### EXERCISE GOAL
Select lines where the word "processing" appears.

### DATA FOR THE TASK
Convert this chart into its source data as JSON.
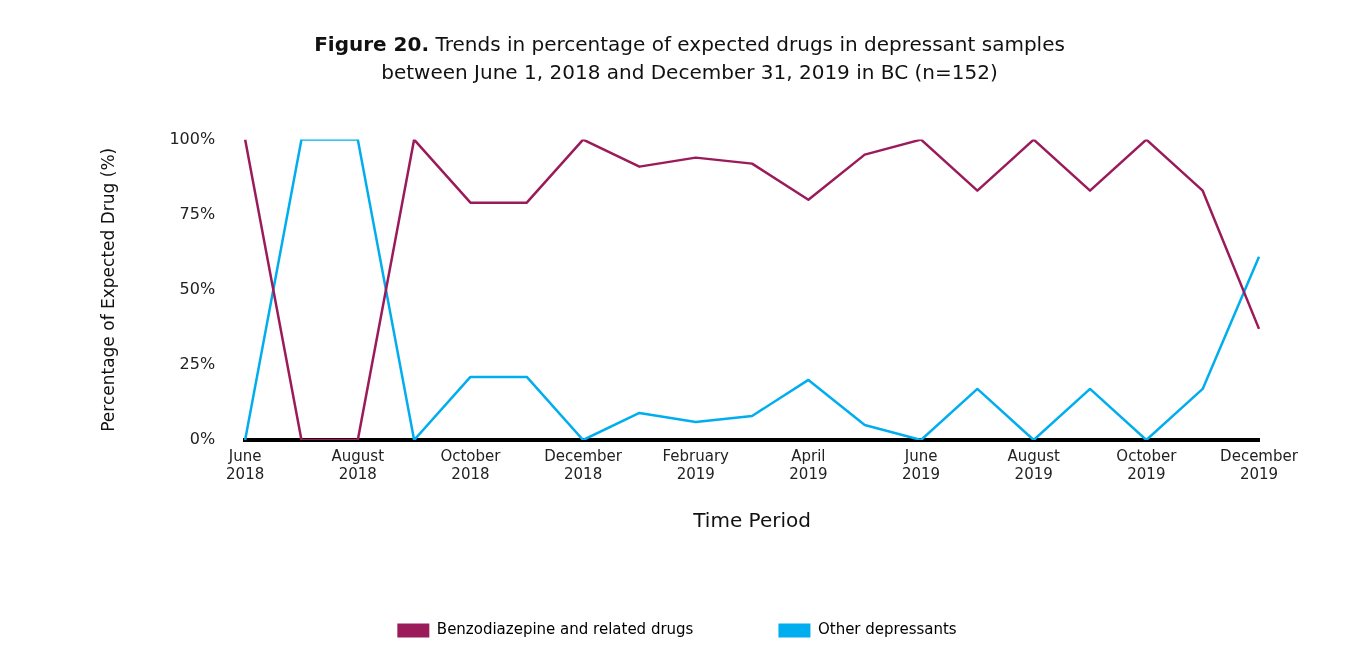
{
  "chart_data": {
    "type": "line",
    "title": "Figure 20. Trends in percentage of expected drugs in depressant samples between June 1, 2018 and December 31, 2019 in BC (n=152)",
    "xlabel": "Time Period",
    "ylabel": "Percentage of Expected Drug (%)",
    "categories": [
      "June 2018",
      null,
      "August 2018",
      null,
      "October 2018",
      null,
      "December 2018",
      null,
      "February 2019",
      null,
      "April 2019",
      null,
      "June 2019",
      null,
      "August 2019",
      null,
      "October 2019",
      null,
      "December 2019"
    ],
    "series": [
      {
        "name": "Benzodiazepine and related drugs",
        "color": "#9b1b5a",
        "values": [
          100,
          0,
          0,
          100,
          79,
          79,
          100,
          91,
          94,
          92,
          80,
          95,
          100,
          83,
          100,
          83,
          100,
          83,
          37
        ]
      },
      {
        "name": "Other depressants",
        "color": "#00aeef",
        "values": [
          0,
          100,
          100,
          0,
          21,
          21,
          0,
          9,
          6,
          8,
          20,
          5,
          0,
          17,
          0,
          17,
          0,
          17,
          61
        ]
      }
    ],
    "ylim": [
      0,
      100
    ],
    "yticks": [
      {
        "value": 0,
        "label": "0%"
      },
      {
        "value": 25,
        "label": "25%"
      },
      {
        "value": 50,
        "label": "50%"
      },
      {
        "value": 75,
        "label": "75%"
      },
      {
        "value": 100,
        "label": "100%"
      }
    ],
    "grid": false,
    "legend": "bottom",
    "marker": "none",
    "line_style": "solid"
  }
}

--

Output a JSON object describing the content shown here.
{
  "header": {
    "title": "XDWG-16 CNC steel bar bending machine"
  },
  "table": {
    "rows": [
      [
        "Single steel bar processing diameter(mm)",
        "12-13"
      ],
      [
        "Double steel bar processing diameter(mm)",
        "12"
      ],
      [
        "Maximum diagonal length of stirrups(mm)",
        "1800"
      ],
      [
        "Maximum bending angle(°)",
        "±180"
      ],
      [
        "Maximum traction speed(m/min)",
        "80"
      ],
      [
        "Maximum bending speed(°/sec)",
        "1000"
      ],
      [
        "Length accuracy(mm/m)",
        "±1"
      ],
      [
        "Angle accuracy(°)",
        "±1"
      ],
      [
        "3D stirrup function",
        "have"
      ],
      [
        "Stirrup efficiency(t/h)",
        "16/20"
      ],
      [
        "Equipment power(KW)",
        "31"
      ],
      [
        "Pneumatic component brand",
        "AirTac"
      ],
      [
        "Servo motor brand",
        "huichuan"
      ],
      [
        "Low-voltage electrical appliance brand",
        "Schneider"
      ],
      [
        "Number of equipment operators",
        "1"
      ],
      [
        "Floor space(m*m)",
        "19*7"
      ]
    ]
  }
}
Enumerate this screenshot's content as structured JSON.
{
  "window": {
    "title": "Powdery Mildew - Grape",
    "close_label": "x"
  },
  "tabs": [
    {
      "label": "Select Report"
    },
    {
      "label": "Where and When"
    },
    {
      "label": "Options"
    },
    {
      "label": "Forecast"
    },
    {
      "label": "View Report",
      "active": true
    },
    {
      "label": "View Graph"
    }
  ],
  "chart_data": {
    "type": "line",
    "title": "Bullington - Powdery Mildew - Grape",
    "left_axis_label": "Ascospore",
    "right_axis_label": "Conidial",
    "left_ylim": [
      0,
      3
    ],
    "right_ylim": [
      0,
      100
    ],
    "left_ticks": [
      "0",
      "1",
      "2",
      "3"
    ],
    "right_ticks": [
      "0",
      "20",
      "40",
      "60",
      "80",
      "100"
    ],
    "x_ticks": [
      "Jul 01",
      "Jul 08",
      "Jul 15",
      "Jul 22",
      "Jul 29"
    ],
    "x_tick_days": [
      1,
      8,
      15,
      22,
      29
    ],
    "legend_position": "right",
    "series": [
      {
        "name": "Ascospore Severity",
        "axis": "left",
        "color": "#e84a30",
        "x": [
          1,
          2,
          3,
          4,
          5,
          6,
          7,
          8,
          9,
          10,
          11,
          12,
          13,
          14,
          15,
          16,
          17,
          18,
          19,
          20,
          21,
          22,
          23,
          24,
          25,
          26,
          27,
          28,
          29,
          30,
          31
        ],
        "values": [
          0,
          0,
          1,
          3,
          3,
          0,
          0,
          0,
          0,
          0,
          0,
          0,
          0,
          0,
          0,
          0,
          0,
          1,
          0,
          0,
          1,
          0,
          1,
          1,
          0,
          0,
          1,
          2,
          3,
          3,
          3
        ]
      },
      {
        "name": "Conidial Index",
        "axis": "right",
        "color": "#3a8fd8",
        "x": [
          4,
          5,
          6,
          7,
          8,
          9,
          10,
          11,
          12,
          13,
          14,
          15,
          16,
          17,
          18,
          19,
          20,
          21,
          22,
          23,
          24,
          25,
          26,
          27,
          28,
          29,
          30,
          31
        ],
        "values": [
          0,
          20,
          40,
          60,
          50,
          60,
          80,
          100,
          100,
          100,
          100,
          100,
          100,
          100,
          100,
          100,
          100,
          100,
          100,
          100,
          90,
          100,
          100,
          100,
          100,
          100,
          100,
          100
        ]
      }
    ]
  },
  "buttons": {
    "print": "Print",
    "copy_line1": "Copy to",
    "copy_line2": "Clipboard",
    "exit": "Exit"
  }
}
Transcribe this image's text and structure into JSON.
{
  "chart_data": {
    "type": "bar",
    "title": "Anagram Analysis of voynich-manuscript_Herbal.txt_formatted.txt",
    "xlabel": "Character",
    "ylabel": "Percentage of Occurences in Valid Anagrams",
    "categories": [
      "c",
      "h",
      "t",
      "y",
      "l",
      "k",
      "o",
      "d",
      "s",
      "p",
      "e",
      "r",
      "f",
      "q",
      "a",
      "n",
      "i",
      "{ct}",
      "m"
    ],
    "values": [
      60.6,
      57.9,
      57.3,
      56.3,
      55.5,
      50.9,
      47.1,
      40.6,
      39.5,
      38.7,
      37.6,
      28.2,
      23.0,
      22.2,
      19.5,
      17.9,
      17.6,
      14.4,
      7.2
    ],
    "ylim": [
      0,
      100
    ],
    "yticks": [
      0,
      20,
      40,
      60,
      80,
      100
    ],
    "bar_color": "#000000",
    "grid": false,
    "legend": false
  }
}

### OUTPUT OF THE EXERCISE
        "Single steel bar processing diameter(mm)",
        "Double steel bar processing diameter(mm)",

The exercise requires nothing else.